EXERCISE OBJECTIVE:
Below is a set of records; print all of them exactly as written.

(Data records)
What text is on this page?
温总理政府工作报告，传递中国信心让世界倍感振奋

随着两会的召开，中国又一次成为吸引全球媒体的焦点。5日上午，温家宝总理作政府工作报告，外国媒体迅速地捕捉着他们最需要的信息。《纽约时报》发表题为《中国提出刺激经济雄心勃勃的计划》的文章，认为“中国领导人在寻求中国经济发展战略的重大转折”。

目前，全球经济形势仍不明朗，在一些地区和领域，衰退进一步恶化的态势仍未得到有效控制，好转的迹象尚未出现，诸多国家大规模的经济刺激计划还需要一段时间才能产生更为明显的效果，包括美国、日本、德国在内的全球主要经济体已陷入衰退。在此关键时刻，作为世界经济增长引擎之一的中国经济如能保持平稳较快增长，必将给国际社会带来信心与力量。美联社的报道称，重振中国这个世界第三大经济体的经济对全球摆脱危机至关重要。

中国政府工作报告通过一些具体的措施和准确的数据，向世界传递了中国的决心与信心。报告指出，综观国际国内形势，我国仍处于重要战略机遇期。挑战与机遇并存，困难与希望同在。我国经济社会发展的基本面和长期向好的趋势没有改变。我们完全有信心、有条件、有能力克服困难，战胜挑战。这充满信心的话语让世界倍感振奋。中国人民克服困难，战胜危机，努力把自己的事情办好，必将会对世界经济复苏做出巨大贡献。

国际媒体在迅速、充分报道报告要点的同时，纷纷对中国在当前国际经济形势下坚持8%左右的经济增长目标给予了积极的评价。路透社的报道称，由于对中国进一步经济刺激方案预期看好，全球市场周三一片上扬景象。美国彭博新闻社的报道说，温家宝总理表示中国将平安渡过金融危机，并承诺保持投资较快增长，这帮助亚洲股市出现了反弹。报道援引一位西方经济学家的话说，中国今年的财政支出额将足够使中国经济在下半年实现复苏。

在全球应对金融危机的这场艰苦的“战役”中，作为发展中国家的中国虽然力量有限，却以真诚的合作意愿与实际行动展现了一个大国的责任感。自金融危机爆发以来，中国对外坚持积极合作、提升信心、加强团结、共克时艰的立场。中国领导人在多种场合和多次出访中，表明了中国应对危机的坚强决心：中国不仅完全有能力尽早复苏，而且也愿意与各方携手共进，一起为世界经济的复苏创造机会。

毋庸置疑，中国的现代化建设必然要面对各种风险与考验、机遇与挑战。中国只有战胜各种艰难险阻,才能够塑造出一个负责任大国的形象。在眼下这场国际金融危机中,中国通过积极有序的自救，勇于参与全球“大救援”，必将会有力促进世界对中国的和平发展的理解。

FINISHED TASK:
What text is on this page?
温总理政府工作报告，传递中国信心让世界倍感振奋

随着两会的召开，中国又一次成为吸引全球媒体的焦点。5日上午，温家宝总理作政府工作报告，外国媒体迅速地捕捉着他们最需要的信息。《纽约时报》发表题为《中国提出刺激经济雄心勃勃的计划》的文章，认为“中国领导人在寻求中国经济发展战略的重大转折”。

目前，全球经济形势仍不明朗，在一些地区和领域，衰退进一步恶化的态势仍未得到有效控制，好转的迹象尚未出现，诸多国家大规模的经济刺激计划还需要一段时间才能产生更为明显的效果，包括美国、日本、德国在内的全球主要经济体已陷入衰退。在此关键时刻，作为世界经济增长引擎之一的中国经济如能保持平稳较快增长，必将给国际社会带来信心与力量。美联社的报道称，重振中国这个世界第三大经济体的经济对全球摆脱危机至关重要。

中国政府工作报告通过一些具体的措施和准确的数据，向世界传递了中国的决心与信心。报告指出，综观国际国内形势，我国仍处于重要战略机遇期。挑战与机遇并存，困难与希望同在。我国经济社会发展的基本面和长期向好的趋势没有改变。我们完全有信心、有条件、有能力克服困难，战胜挑战。这充满信心的话语让世界倍感振奋。中国人民克服困难，战胜危机，努力把自己的事情办好，必将会对世界经济复苏做出巨大贡献。

国际媒体在迅速、充分报道报告要点的同时，纷纷对中国在当前国际经济形势下坚持8%左右的经济增长目标给予了积极的评价。路透社的报道称，由于对中国进一步经济刺激方案预期看好，全球市场周三一片上扬景象。美国彭博新闻社的报道说，温家宝总理表示中国将平安渡过金融危机，并承诺保持投资较快增长，这帮助亚洲股市出现了反弹。报道援引一位西方经济学家的话说，中国今年的财政支出额将足够使中国经济在下半年实现复苏。

在全球应对金融危机的这场艰苦的“战役”中，作为发展中国家的中国虽然力量有限，却以真诚的合作意愿与实际行动展现了一个大国的责任感。自金融危机爆发以来，中国对外坚持积极合作、提升信心、加强团结、共克时艰的立场。中国领导人在多种场合和多次出访中，表明了中国应对危机的坚强决心：中国不仅完全有能力尽早复苏，而且也愿意与各方携手共进，一起为世界经济的复苏创造机会。

毋庸置疑，中国的现代化建设必然要面对各种风险与考验、机遇与挑战。中国只有战胜各种艰难险阻,才能够塑造出一个负责任大国的形象。在眼下这场国际金融危机中,中国通过积极有序的自救，勇于参与全球“大救援”，必将会有力促进世界对中国的和平发展的理解。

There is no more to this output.